* Consegna *
Secondo l'intervista a Carlo Delle Piane sull'iniziativa Amica follia, in quale teatro si terrà la serata del 24 novembre?

* Brano di esercitazione *
※ ※ ※

Una serata in compagnia dell’Amica follia: Carlo Delle Piane dice d’esserci abituato. Non solo perché ha recitato in certi bizzarri film di Pupi Avati, ma proprio per un fatto personale. Per questo ha accettato di fare da testimonial alla soirée dedicata al disagio psichico, che si terrà il 24 novembre al teatro San Babila di Milano, dove Delle Piane è impegnato nelle repliche della commedia di Sabina Negri Ho perso la faccia. Coordinata da Delfina Beria d’Argentine e condotta da Tullio Solenghi, Amica follia è un’iniziativa voluta da Giampaolo Landi di Chiavenna, assessore alla Salute, per lanciare la presenza (gratuita) d’uno psicologo nelle 84 farmacie gestite dal Comune di Milano.
Delle Piane, come mai ha deciso di diventare matto?
Per una buona causa. E poi un po’ matto lo sono sempre stato. Questa leggera “amica follia” m’ha accompagnato fin dalla nascita, salvandomi da situazioni difficili dovute al mio carattere particolare.
Si spieghi meglio.
Ecco: non s’è accorto che non ci siamo neanche stretti la mano? Non ci riesco proprio. Sono sempre più soffocato dalle mie manie per l’igiene, che m’impediscono il contatto fisico con le persone e gli oggetti. Giro sempre con i cleenex in tasca, li uso per toccare le maniglie delle porte, ci fodero la sedia prima di sedermi. Da ragazzo non ero così. Poi, nel 1973, ebbi un grave incidente, restai in coma per oltre un mese. Da allora le mie fobie vanno peggiorando sempre più.
Questo non le crea problemi come attore?
Recitare è autoterapeutico. Mi immedesimo in un personaggio fittizio e le difficoltà di Delle Piane-uomo scompaiono.
E nella vita privata?
Le mie manie mi hanno procurato molti problemi nei rapporti affettivi, sia con le donne che con i parenti: nonostante il gran bene, non sono mai riuscito ad abbracciare i miei nipoti. L’ossessione per la pulizia mi viene da mia madre: la ricordo sempre con lo straccio in mano, mai un granello di polvere in casa nostra. Mio padre invece faceva il sarto, ma recitava delle gran pantomime, fingendosi malato, quando i clienti bussavano alla porta e l’abito non era pronto. Il talento dell’attore l’ho preso da lui.
Dopo il “corto” di Francesco Felli sull’Alzheimer, con Stefania Sandrelli, c’è stato il documentario di Sabina Negri La ballata di un uomo brutto, dove lei si mette spietatamente a nudo. Adesso, Amica follia. E poi?
Sto spingendomi ancora più avanti, con la storia d’un uomo dimesso a forza dal manicomio che, dopo aver sperimentato il mondo “normale”, sceglie definitivamente la follia. Ma non dategli retta: meglio scendere in farmacia.

※ ※ ※

* Estratti delle righe *
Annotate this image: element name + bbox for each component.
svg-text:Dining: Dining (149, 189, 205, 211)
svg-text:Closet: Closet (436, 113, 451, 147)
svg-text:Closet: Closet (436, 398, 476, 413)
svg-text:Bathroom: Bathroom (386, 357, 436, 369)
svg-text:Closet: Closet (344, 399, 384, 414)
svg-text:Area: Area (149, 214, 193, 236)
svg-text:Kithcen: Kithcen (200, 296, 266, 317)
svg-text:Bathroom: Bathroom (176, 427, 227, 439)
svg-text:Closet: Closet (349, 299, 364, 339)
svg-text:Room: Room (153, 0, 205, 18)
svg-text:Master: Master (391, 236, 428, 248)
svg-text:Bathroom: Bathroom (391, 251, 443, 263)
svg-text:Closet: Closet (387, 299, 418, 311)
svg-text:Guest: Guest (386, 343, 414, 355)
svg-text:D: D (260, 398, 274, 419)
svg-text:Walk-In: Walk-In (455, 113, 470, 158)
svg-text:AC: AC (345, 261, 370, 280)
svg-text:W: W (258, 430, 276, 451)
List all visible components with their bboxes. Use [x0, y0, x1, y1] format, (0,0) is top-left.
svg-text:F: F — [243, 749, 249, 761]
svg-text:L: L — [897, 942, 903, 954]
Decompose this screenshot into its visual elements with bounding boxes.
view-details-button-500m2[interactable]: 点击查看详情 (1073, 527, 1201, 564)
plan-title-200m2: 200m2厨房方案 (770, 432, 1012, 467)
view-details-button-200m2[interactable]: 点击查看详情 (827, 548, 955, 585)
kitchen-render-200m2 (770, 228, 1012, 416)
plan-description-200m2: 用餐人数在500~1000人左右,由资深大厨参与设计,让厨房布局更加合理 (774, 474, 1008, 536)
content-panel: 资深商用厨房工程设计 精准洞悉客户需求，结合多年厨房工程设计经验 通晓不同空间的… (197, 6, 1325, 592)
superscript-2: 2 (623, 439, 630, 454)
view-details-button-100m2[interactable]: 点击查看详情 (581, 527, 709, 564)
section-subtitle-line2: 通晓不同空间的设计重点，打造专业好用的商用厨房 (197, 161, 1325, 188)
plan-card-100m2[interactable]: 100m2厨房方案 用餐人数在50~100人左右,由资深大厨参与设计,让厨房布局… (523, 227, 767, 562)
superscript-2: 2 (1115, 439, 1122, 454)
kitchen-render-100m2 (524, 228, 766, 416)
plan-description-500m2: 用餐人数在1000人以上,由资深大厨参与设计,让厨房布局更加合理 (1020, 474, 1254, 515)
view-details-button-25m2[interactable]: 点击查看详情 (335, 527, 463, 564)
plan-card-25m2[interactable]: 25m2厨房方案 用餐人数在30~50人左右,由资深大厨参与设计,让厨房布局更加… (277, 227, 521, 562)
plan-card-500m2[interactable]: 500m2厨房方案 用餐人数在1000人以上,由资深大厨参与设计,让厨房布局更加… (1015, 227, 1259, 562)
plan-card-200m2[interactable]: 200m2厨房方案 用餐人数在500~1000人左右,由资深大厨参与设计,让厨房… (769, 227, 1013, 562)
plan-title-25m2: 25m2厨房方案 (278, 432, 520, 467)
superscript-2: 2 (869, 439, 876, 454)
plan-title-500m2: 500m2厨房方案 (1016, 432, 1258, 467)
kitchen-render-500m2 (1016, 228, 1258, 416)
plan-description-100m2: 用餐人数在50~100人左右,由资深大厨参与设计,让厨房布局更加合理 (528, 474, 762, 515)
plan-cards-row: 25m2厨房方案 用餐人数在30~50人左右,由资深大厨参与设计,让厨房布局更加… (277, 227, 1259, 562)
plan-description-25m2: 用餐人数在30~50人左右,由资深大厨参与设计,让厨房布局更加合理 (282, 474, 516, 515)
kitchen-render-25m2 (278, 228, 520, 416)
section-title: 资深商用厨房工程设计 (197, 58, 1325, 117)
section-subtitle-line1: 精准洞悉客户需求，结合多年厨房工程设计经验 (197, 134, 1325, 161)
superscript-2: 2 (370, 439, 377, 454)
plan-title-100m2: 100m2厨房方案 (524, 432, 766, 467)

※ ※ ※

* La tua soluzione *
Al teatro San Babila di Milano.